_Task goal:_
Gather each line of the entries below that includes "Read".

_Data section:_
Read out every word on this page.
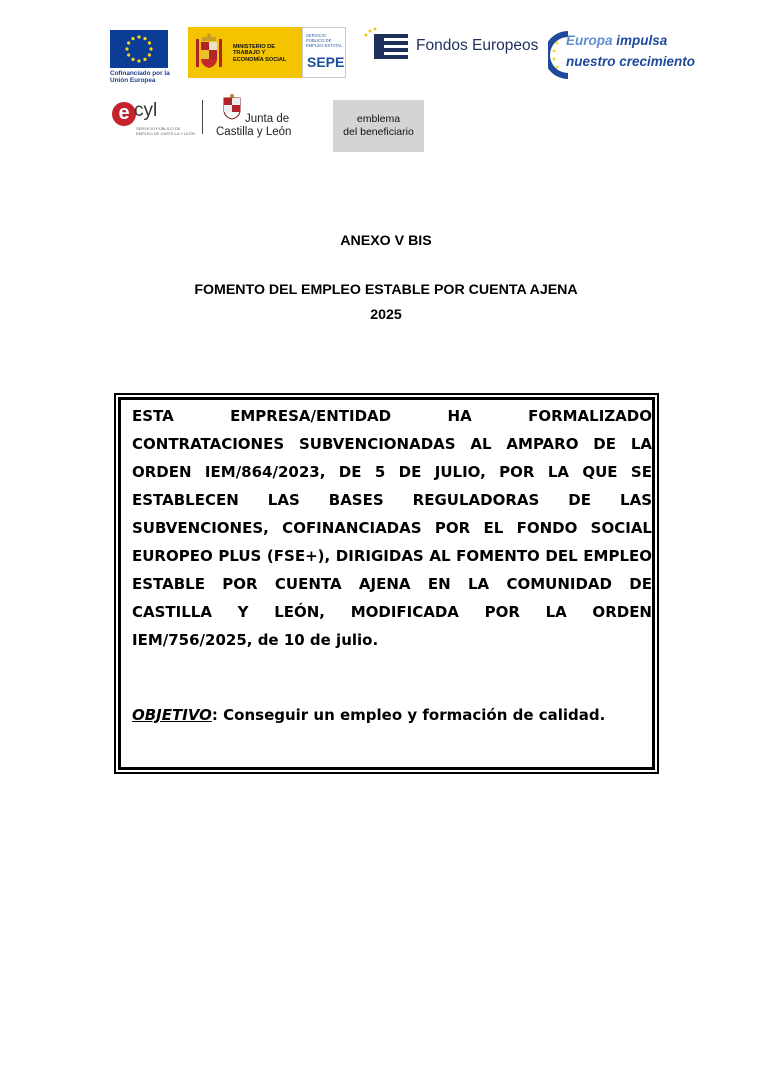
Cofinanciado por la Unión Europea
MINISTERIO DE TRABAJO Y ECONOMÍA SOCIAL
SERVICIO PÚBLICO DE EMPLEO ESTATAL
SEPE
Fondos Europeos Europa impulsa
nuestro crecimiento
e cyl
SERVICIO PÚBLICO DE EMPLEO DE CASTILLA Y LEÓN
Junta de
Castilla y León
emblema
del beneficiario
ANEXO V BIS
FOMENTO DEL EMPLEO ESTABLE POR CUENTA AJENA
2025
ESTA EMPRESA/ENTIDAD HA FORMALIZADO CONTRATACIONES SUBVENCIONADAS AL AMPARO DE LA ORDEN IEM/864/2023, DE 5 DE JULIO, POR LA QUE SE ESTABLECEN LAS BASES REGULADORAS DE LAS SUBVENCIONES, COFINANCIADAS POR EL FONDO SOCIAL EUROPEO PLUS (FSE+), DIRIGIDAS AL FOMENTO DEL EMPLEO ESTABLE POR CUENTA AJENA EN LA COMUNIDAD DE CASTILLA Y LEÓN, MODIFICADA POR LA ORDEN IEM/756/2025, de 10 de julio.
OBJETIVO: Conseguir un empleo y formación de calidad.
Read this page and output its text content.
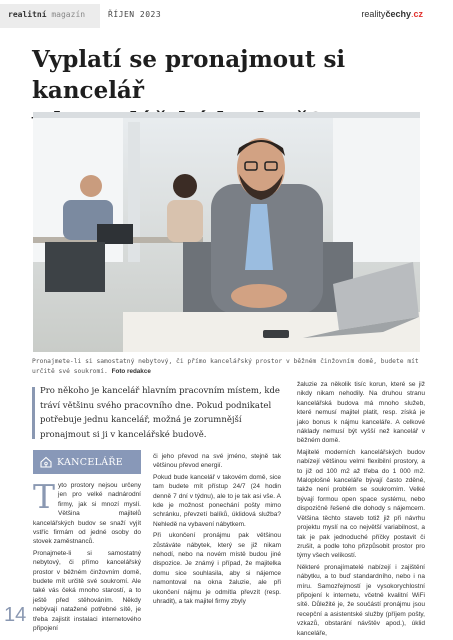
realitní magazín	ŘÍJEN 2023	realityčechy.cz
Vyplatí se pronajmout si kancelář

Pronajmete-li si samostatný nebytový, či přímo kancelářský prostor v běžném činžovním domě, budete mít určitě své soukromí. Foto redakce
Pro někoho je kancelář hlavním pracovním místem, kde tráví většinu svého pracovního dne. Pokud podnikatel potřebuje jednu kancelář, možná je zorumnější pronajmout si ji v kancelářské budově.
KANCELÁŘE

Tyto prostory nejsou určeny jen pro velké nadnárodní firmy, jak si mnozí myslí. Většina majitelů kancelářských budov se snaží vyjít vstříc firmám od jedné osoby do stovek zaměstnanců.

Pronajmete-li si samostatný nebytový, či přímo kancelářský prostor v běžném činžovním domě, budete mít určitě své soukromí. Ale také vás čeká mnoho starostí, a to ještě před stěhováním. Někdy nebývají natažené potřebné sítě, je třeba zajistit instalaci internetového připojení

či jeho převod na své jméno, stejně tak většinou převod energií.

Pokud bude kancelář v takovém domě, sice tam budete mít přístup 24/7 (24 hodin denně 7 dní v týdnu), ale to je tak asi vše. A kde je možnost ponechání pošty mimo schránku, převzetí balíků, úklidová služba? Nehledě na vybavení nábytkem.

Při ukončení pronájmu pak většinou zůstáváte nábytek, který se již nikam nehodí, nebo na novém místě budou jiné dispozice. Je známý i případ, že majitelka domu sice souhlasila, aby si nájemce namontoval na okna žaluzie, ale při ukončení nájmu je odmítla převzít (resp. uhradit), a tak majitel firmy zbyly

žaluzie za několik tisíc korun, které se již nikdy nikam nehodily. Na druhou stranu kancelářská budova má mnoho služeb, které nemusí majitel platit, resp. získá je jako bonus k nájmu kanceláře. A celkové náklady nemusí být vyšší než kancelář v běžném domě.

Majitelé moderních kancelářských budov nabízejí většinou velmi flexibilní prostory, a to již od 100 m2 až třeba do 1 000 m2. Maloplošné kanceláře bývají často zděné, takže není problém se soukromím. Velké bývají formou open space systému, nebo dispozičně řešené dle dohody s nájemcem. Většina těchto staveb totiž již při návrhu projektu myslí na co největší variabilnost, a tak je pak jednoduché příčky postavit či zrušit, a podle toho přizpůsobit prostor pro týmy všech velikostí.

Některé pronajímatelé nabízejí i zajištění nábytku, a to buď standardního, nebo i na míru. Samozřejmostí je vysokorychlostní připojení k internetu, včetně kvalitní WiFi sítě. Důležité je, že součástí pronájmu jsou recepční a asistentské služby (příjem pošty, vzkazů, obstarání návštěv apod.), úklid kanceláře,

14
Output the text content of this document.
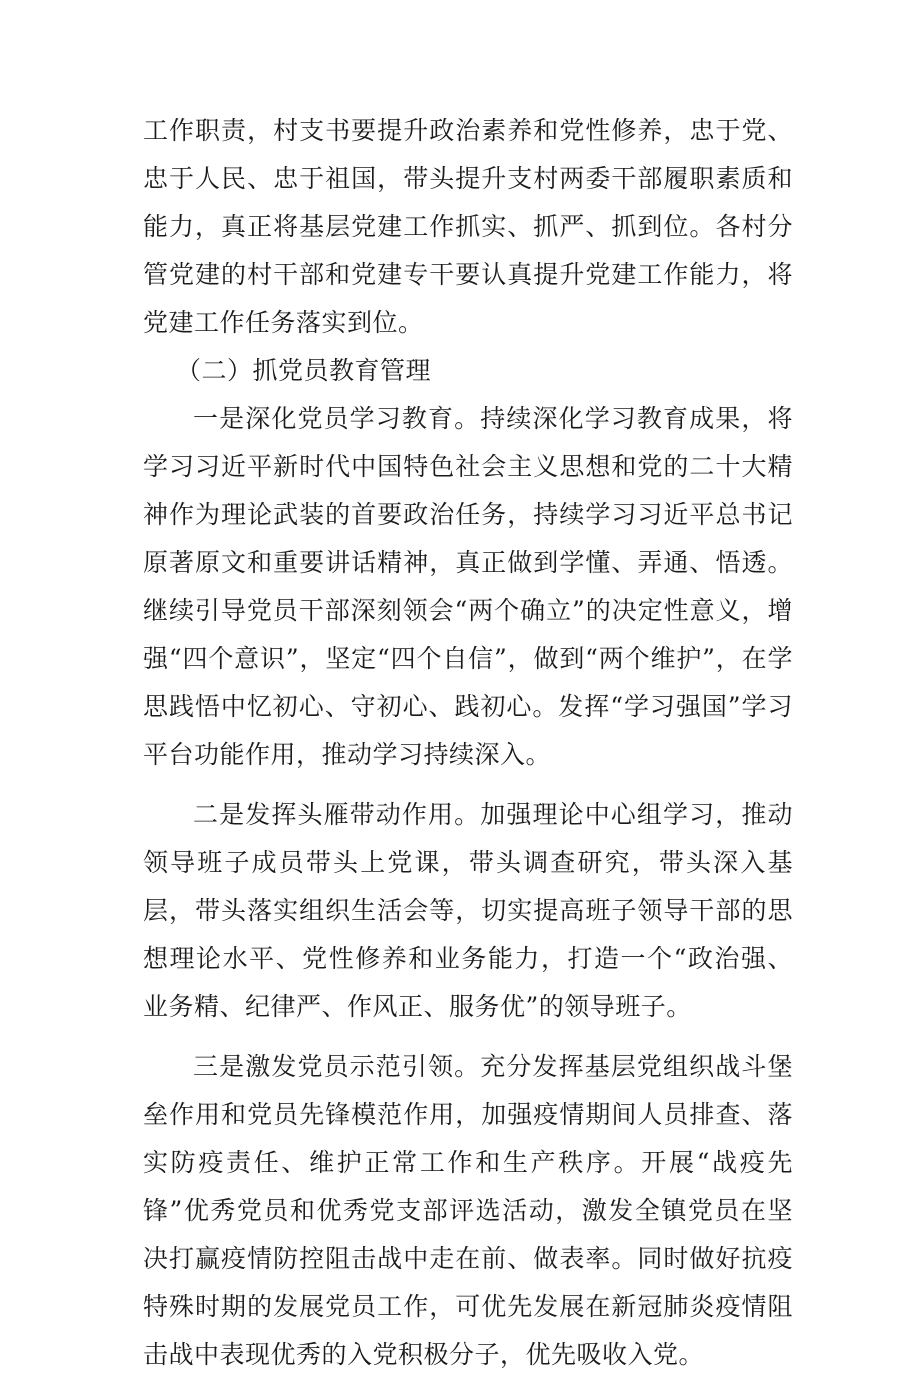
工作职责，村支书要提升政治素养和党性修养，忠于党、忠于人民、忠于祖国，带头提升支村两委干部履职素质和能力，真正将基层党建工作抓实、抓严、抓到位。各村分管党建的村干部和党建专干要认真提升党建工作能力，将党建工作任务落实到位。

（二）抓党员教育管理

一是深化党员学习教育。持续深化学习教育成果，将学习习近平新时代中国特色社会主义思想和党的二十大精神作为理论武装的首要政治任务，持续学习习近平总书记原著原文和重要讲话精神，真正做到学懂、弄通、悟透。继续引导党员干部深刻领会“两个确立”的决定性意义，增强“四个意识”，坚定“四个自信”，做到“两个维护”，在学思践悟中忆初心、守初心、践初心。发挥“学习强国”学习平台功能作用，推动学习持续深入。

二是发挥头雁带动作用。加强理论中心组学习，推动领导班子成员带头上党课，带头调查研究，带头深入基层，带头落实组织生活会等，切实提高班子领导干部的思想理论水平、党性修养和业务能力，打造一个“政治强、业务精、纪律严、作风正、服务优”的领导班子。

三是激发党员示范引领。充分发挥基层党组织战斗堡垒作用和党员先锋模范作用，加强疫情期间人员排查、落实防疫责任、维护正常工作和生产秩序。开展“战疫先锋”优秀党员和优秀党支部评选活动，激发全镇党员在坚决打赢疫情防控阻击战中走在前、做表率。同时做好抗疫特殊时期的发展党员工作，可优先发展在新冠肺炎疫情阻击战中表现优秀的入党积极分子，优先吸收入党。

_Result of this exercise:_
Read out every word on this page.
Read this page and output its text content.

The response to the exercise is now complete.